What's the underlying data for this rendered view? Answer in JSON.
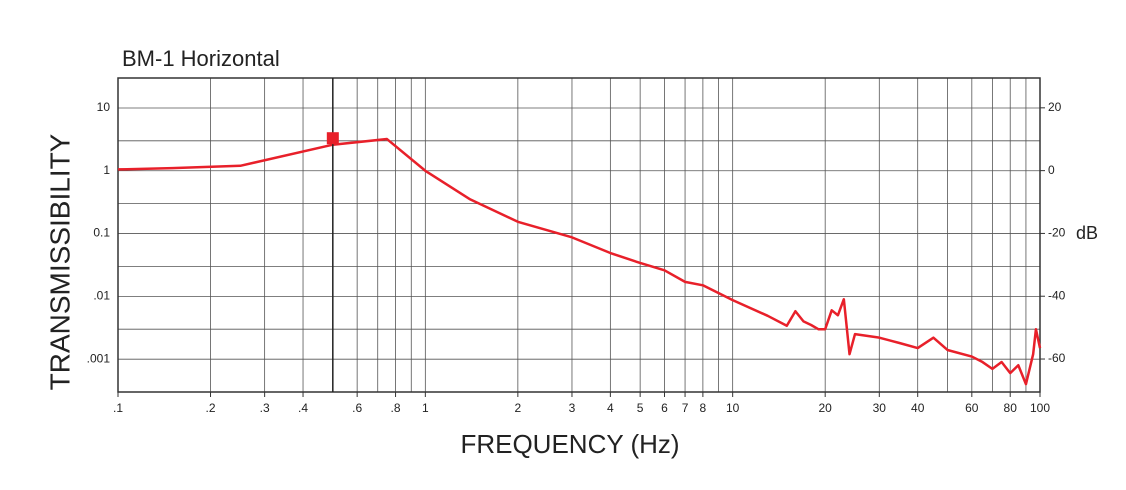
{
  "chart_data": {
    "type": "line",
    "title": "BM-1 Horizontal",
    "xlabel": "FREQUENCY (Hz)",
    "ylabel": "TRANSMISSIBILITY",
    "y2label": "dB",
    "xscale": "log",
    "yscale": "log",
    "grid": true,
    "xlim": [
      0.1,
      100
    ],
    "ylim": [
      0.0003,
      30
    ],
    "y2lim": [
      -70.5,
      29.5
    ],
    "xticks": [
      {
        "value": 0.1,
        "label": ".1"
      },
      {
        "value": 0.2,
        "label": ".2"
      },
      {
        "value": 0.3,
        "label": ".3"
      },
      {
        "value": 0.4,
        "label": ".4"
      },
      {
        "value": 0.6,
        "label": ".6"
      },
      {
        "value": 0.8,
        "label": ".8"
      },
      1,
      2,
      3,
      4,
      5,
      6,
      7,
      8,
      10,
      20,
      30,
      40,
      60,
      80,
      100
    ],
    "xminor": [
      0.5,
      0.7,
      0.9,
      9,
      50,
      70,
      90
    ],
    "yticks": [
      10,
      1,
      0.1,
      {
        "value": 0.01,
        "label": ".01"
      },
      {
        "value": 0.001,
        "label": ".001"
      }
    ],
    "yminor": [
      3,
      0.3,
      0.03,
      0.003
    ],
    "y2ticks": [
      20,
      0,
      -20,
      -40,
      -60
    ],
    "marker": {
      "x": 0.5,
      "y": 3.3,
      "color": "#e8202a"
    },
    "series": [
      {
        "color": "#e8202a",
        "x": [
          0.1,
          0.15,
          0.25,
          0.5,
          0.75,
          1,
          1.4,
          2,
          3,
          4,
          5,
          6,
          7,
          8,
          10,
          13,
          15,
          16,
          17,
          18,
          19,
          20,
          21,
          22,
          23,
          24,
          25,
          30,
          35,
          40,
          45,
          50,
          60,
          65,
          70,
          75,
          80,
          85,
          90,
          95,
          97,
          100
        ],
        "values": [
          1.05,
          1.1,
          1.2,
          2.6,
          3.2,
          1.0,
          0.35,
          0.154,
          0.087,
          0.049,
          0.034,
          0.026,
          0.017,
          0.015,
          0.0087,
          0.0049,
          0.0034,
          0.0058,
          0.004,
          0.0035,
          0.003,
          0.003,
          0.006,
          0.005,
          0.009,
          0.0012,
          0.0025,
          0.0022,
          0.0018,
          0.0015,
          0.0022,
          0.0014,
          0.0011,
          0.0009,
          0.0007,
          0.0009,
          0.0006,
          0.0008,
          0.0004,
          0.0012,
          0.003,
          0.0015
        ]
      }
    ]
  }
}
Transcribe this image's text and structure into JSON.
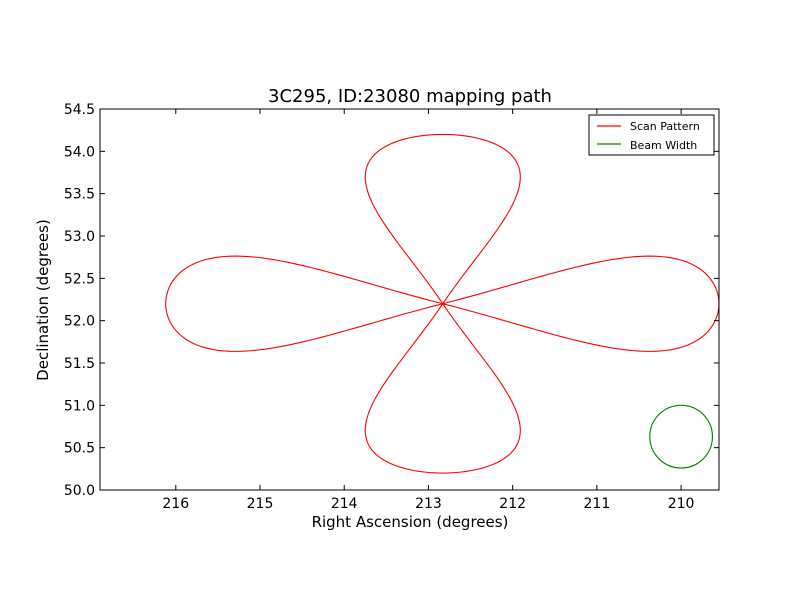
{
  "chart_data": {
    "type": "line",
    "title": "3C295, ID:23080 mapping path",
    "xlabel": "Right Ascension (degrees)",
    "ylabel": "Declination (degrees)",
    "xlim": [
      216.9,
      209.55
    ],
    "ylim": [
      50.0,
      54.5
    ],
    "x_reversed": true,
    "xticks": [
      216,
      215,
      214,
      213,
      212,
      211,
      210
    ],
    "xtick_labels": [
      "216",
      "215",
      "214",
      "213",
      "212",
      "211",
      "210"
    ],
    "yticks": [
      50.0,
      50.5,
      51.0,
      51.5,
      52.0,
      52.5,
      53.0,
      53.5,
      54.0,
      54.5
    ],
    "ytick_labels": [
      "50.0",
      "50.5",
      "51.0",
      "51.5",
      "52.0",
      "52.5",
      "53.0",
      "53.5",
      "54.0",
      "54.5"
    ],
    "grid": false,
    "legend_position": "top-right",
    "series": [
      {
        "name": "Scan Pattern",
        "color": "#ff0000",
        "center": [
          212.83,
          52.2
        ],
        "east_petal_ra": 216.12,
        "west_petal_ra": 209.55,
        "petal_half_width_dec": 0.55,
        "north_petal_dec": 54.2,
        "south_petal_dec": 50.2,
        "petal_half_width_ra": 0.9
      },
      {
        "name": "Beam Width",
        "color": "#008000",
        "center": [
          210.0,
          50.63
        ],
        "radius_dec": 0.37
      }
    ]
  }
}
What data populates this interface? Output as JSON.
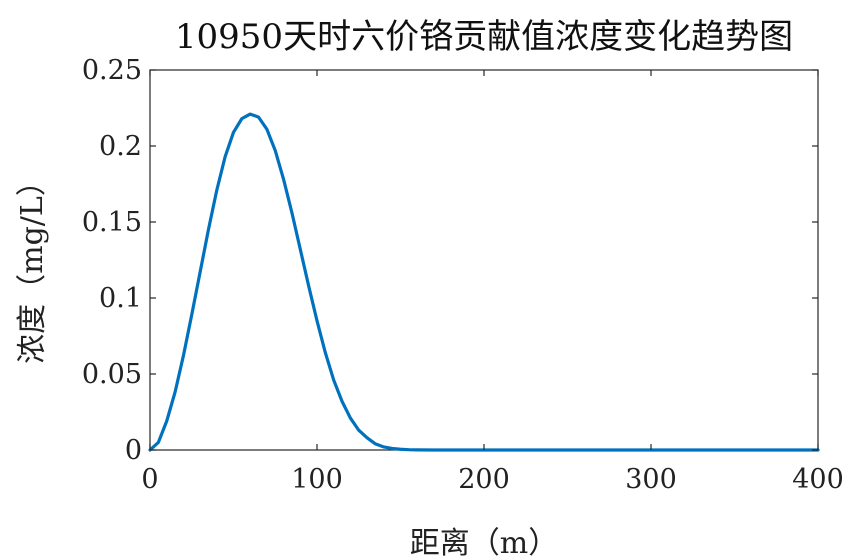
▬▬▬▬▬▬
Copy the records exactly as they appear, excluding images.

What's the underlying data for this rendered view? Answer in JSON.
{
  "chart_data": {
    "type": "line",
    "title": "BM-1 Horizontal",
    "xlabel": "FREQUENCY (Hz)",
    "ylabel": "TRANSMISSIBILITY",
    "y2label": "dB",
    "xscale": "log",
    "yscale": "log",
    "grid": true,
    "xlim": [
      0.1,
      100
    ],
    "ylim": [
      0.0003,
      30
    ],
    "y2lim": [
      -70.5,
      29.5
    ],
    "xticks": [
      {
        "value": 0.1,
        "label": ".1"
      },
      {
        "value": 0.2,
        "label": ".2"
      },
      {
        "value": 0.3,
        "label": ".3"
      },
      {
        "value": 0.4,
        "label": ".4"
      },
      {
        "value": 0.6,
        "label": ".6"
      },
      {
        "value": 0.8,
        "label": ".8"
      },
      1,
      2,
      3,
      4,
      5,
      6,
      7,
      8,
      10,
      20,
      30,
      40,
      60,
      80,
      100
    ],
    "xminor": [
      0.5,
      0.7,
      0.9,
      9,
      50,
      70,
      90
    ],
    "yticks": [
      10,
      1,
      0.1,
      {
        "value": 0.01,
        "label": ".01"
      },
      {
        "value": 0.001,
        "label": ".001"
      }
    ],
    "yminor": [
      3,
      0.3,
      0.03,
      0.003
    ],
    "y2ticks": [
      20,
      0,
      -20,
      -40,
      -60
    ],
    "marker": {
      "x": 0.5,
      "y": 3.3,
      "color": "#e8202a"
    },
    "series": [
      {
        "color": "#e8202a",
        "x": [
          0.1,
          0.15,
          0.25,
          0.5,
          0.75,
          1,
          1.4,
          2,
          3,
          4,
          5,
          6,
          7,
          8,
          10,
          13,
          15,
          16,
          17,
          18,
          19,
          20,
          21,
          22,
          23,
          24,
          25,
          30,
          35,
          40,
          45,
          50,
          60,
          65,
          70,
          75,
          80,
          85,
          90,
          95,
          97,
          100
        ],
        "values": [
          1.05,
          1.1,
          1.2,
          2.6,
          3.2,
          1.0,
          0.35,
          0.154,
          0.087,
          0.049,
          0.034,
          0.026,
          0.017,
          0.015,
          0.0087,
          0.0049,
          0.0034,
          0.0058,
          0.004,
          0.0035,
          0.003,
          0.003,
          0.006,
          0.005,
          0.009,
          0.0012,
          0.0025,
          0.0022,
          0.0018,
          0.0015,
          0.0022,
          0.0014,
          0.0011,
          0.0009,
          0.0007,
          0.0009,
          0.0006,
          0.0008,
          0.0004,
          0.0012,
          0.003,
          0.0015
        ]
      }
    ]
  }
}
Transcribe this image's text and structure into JSON.
{
  "chart_data": {
    "type": "line",
    "title": "3C295, ID:23080 mapping path",
    "xlabel": "Right Ascension (degrees)",
    "ylabel": "Declination (degrees)",
    "xlim": [
      216.9,
      209.55
    ],
    "ylim": [
      50.0,
      54.5
    ],
    "x_reversed": true,
    "xticks": [
      216,
      215,
      214,
      213,
      212,
      211,
      210
    ],
    "xtick_labels": [
      "216",
      "215",
      "214",
      "213",
      "212",
      "211",
      "210"
    ],
    "yticks": [
      50.0,
      50.5,
      51.0,
      51.5,
      52.0,
      52.5,
      53.0,
      53.5,
      54.0,
      54.5
    ],
    "ytick_labels": [
      "50.0",
      "50.5",
      "51.0",
      "51.5",
      "52.0",
      "52.5",
      "53.0",
      "53.5",
      "54.0",
      "54.5"
    ],
    "grid": false,
    "legend_position": "top-right",
    "series": [
      {
        "name": "Scan Pattern",
        "color": "#ff0000",
        "center": [
          212.83,
          52.2
        ],
        "east_petal_ra": 216.12,
        "west_petal_ra": 209.55,
        "petal_half_width_dec": 0.55,
        "north_petal_dec": 54.2,
        "south_petal_dec": 50.2,
        "petal_half_width_ra": 0.9
      },
      {
        "name": "Beam Width",
        "color": "#008000",
        "center": [
          210.0,
          50.63
        ],
        "radius_dec": 0.37
      }
    ]
  }
}
What data populates this interface? Output as JSON.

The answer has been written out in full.